» **ASSIGNED TASK**:
Your job is to copy the data that follows exactly, every line included.

» **EXTRACTED MATERIAL**:
=-=-=-=-=

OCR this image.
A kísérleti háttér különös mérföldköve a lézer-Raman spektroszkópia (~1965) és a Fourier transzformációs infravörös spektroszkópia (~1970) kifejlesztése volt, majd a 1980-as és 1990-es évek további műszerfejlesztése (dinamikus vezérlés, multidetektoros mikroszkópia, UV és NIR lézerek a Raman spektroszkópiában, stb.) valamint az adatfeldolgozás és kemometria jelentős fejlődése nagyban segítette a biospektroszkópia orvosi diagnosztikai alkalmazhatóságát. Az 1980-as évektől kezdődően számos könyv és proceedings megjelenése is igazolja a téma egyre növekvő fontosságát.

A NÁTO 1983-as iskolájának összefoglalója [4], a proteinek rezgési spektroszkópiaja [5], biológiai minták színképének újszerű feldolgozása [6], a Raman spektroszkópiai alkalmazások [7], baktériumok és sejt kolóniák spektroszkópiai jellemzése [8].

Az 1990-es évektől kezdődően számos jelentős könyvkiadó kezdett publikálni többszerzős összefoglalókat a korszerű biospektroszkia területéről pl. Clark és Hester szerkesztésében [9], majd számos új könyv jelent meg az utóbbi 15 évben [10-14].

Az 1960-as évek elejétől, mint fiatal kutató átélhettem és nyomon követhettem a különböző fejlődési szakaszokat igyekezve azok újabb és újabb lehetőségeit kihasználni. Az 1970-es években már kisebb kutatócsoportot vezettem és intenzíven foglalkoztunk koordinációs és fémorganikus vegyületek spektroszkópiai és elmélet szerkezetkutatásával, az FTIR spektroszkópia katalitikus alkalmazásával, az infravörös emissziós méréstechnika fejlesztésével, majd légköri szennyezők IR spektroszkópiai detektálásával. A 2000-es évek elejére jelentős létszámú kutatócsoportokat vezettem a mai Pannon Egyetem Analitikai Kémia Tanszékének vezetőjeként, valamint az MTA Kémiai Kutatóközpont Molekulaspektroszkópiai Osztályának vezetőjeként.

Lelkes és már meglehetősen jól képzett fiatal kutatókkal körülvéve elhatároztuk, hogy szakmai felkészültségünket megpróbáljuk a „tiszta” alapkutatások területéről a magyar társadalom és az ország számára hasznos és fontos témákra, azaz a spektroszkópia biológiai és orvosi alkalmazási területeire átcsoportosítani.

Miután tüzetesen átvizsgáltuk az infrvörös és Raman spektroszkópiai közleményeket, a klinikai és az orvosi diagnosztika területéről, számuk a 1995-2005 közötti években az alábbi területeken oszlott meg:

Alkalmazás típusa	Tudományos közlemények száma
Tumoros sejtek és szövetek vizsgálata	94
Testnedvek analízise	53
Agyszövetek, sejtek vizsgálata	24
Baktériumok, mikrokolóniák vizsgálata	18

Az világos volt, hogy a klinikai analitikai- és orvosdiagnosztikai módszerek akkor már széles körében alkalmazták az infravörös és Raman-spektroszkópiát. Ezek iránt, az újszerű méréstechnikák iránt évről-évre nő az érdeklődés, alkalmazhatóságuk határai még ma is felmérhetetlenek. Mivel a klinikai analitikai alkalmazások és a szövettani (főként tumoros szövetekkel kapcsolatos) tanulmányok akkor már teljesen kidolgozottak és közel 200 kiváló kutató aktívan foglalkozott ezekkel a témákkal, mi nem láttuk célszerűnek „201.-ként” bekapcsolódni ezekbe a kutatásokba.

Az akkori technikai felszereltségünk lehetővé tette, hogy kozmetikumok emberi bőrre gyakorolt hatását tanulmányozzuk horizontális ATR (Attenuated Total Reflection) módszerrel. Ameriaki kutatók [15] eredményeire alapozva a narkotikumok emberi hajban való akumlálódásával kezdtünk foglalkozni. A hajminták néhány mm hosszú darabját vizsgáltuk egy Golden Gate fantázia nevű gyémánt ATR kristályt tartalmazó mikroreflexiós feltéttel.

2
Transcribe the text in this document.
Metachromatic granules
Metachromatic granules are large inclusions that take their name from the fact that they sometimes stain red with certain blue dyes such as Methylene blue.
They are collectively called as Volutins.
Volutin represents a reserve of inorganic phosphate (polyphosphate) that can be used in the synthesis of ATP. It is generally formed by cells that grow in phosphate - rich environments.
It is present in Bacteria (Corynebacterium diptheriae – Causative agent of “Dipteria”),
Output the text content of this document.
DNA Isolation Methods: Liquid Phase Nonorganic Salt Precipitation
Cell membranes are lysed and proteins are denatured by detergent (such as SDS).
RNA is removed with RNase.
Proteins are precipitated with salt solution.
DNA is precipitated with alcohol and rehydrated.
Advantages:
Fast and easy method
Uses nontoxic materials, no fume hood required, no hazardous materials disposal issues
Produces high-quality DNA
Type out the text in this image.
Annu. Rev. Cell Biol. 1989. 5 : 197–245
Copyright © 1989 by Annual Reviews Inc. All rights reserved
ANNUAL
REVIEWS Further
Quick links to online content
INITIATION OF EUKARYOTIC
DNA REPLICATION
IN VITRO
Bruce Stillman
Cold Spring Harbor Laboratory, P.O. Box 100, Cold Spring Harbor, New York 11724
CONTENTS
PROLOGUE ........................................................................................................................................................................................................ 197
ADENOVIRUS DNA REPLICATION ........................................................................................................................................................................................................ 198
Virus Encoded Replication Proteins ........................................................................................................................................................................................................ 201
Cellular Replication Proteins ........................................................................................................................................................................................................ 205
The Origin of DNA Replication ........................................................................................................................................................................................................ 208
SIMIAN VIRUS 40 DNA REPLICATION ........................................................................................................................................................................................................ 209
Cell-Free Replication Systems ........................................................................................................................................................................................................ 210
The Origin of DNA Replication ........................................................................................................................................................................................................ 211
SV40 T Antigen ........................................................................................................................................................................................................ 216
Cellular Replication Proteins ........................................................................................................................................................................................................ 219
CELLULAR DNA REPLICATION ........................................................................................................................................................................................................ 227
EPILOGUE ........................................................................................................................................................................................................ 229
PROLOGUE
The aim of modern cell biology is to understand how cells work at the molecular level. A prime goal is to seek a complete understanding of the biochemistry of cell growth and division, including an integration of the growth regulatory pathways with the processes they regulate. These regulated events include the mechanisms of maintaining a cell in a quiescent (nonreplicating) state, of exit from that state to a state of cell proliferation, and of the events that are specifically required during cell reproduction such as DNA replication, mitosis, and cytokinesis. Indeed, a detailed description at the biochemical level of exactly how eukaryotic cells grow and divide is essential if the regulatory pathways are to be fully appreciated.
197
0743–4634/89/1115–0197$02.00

=-=-=-=-=

» **WRITTEN SOLUTION**:
OCR this image.
A kísérleti háttér különös mérföldköve a lézer-Raman spektroszkópia (~1965) és a Fourier transzformációs infravörös spektroszkópia (~1970) kifejlesztése volt, majd a 1980-as és 1990-es évek további műszerfejlesztése (dinamikus vezérlés, multidetektoros mikroszkópia, UV és NIR lézerek a Raman spektroszkópiában, stb.) valamint az adatfeldolgozás és kemometria jelentős fejlődése nagyban segítette a biospektroszkópia orvosi diagnosztikai alkalmazhatóságát. Az 1980-as évektől kezdődően számos könyv és proceedings megjelenése is igazolja a téma egyre növekvő fontosságát.

A NÁTO 1983-as iskolájának összefoglalója [4], a proteinek rezgési spektroszkópiaja [5], biológiai minták színképének újszerű feldolgozása [6], a Raman spektroszkópiai alkalmazások [7], baktériumok és sejt kolóniák spektroszkópiai jellemzése [8].

Az 1990-es évektől kezdődően számos jelentős könyvkiadó kezdett publikálni többszerzős összefoglalókat a korszerű biospektroszkia területéről pl. Clark és Hester szerkesztésében [9], majd számos új könyv jelent meg az utóbbi 15 évben [10-14].

Az 1960-as évek elejétől, mint fiatal kutató átélhettem és nyomon követhettem a különböző fejlődési szakaszokat igyekezve azok újabb és újabb lehetőségeit kihasználni. Az 1970-es években már kisebb kutatócsoportot vezettem és intenzíven foglalkoztunk koordinációs és fémorganikus vegyületek spektroszkópiai és elmélet szerkezetkutatásával, az FTIR spektroszkópia katalitikus alkalmazásával, az infravörös emissziós méréstechnika fejlesztésével, majd légköri szennyezők IR spektroszkópiai detektálásával. A 2000-es évek elejére jelentős létszámú kutatócsoportokat vezettem a mai Pannon Egyetem Analitikai Kémia Tanszékének vezetőjeként, valamint az MTA Kémiai Kutatóközpont Molekulaspektroszkópiai Osztályának vezetőjeként.

Lelkes és már meglehetősen jól képzett fiatal kutatókkal körülvéve elhatároztuk, hogy szakmai felkészültségünket megpróbáljuk a „tiszta” alapkutatások területéről a magyar társadalom és az ország számára hasznos és fontos témákra, azaz a spektroszkópia biológiai és orvosi alkalmazási területeire átcsoportosítani.

Miután tüzetesen átvizsgáltuk az infrvörös és Raman spektroszkópiai közleményeket, a klinikai és az orvosi diagnosztika területéről, számuk a 1995-2005 közötti években az alábbi területeken oszlott meg:

Alkalmazás típusa	Tudományos közlemények száma
Tumoros sejtek és szövetek vizsgálata	94
Testnedvek analízise	53
Agyszövetek, sejtek vizsgálata	24
Baktériumok, mikrokolóniák vizsgálata	18

Az világos volt, hogy a klinikai analitikai- és orvosdiagnosztikai módszerek akkor már széles körében alkalmazták az infravörös és Raman-spektroszkópiát. Ezek iránt, az újszerű méréstechnikák iránt évről-évre nő az érdeklődés, alkalmazhatóságuk határai még ma is felmérhetetlenek. Mivel a klinikai analitikai alkalmazások és a szövettani (főként tumoros szövetekkel kapcsolatos) tanulmányok akkor már teljesen kidolgozottak és közel 200 kiváló kutató aktívan foglalkozott ezekkel a témákkal, mi nem láttuk célszerűnek „201.-ként” bekapcsolódni ezekbe a kutatásokba.

Az akkori technikai felszereltségünk lehetővé tette, hogy kozmetikumok emberi bőrre gyakorolt hatását tanulmányozzuk horizontális ATR (Attenuated Total Reflection) módszerrel. Ameriaki kutatók [15] eredményeire alapozva a narkotikumok emberi hajban való akumlálódásával kezdtünk foglalkozni. A hajminták néhány mm hosszú darabját vizsgáltuk egy Golden Gate fantázia nevű gyémánt ATR kristályt tartalmazó mikroreflexiós feltéttel.

2
Transcribe the text in this document.
Metachromatic granules
Metachromatic granules are large inclusions that take their name from the fact that they sometimes stain red with certain blue dyes such as Methylene blue.
They are collectively called as Volutins.
Volutin represents a reserve of inorganic phosphate (polyphosphate) that can be used in the synthesis of ATP. It is generally formed by cells that grow in phosphate - rich environments.
It is present in Bacteria (Corynebacterium diptheriae – Causative agent of “Dipteria”),
Output the text content of this document.
DNA Isolation Methods: Liquid Phase Nonorganic Salt Precipitation
Cell membranes are lysed and proteins are denatured by detergent (such as SDS).
RNA is removed with RNase.
Proteins are precipitated with salt solution.
DNA is precipitated with alcohol and rehydrated.
Advantages:
Fast and easy method
Uses nontoxic materials, no fume hood required, no hazardous materials disposal issues
Produces high-quality DNA
Type out the text in this image.
Annu. Rev. Cell Biol. 1989. 5 : 197–245
Copyright © 1989 by Annual Reviews Inc. All rights reserved
ANNUAL
REVIEWS Further
Quick links to online content
INITIATION OF EUKARYOTIC
DNA REPLICATION
IN VITRO
Bruce Stillman
Cold Spring Harbor Laboratory, P.O. Box 100, Cold Spring Harbor, New York 11724
CONTENTS
PROLOGUE ........................................................................................................................................................................................................ 197
ADENOVIRUS DNA REPLICATION ........................................................................................................................................................................................................ 198
Virus Encoded Replication Proteins ........................................................................................................................................................................................................ 201
Cellular Replication Proteins ........................................................................................................................................................................................................ 205
The Origin of DNA Replication ........................................................................................................................................................................................................ 208
SIMIAN VIRUS 40 DNA REPLICATION ........................................................................................................................................................................................................ 209
Cell-Free Replication Systems ........................................................................................................................................................................................................ 210
The Origin of DNA Replication ........................................................................................................................................................................................................ 211
SV40 T Antigen ........................................................................................................................................................................................................ 216
Cellular Replication Proteins ........................................................................................................................................................................................................ 219
CELLULAR DNA REPLICATION ........................................................................................................................................................................................................ 227
EPILOGUE ........................................................................................................................................................................................................ 229
PROLOGUE
The aim of modern cell biology is to understand how cells work at the molecular level. A prime goal is to seek a complete understanding of the biochemistry of cell growth and division, including an integration of the growth regulatory pathways with the processes they regulate. These regulated events include the mechanisms of maintaining a cell in a quiescent (nonreplicating) state, of exit from that state to a state of cell proliferation, and of the events that are specifically required during cell reproduction such as DNA replication, mitosis, and cytokinesis. Indeed, a detailed description at the biochemical level of exactly how eukaryotic cells grow and divide is essential if the regulatory pathways are to be fully appreciated.
197
0743–4634/89/1115–0197$02.00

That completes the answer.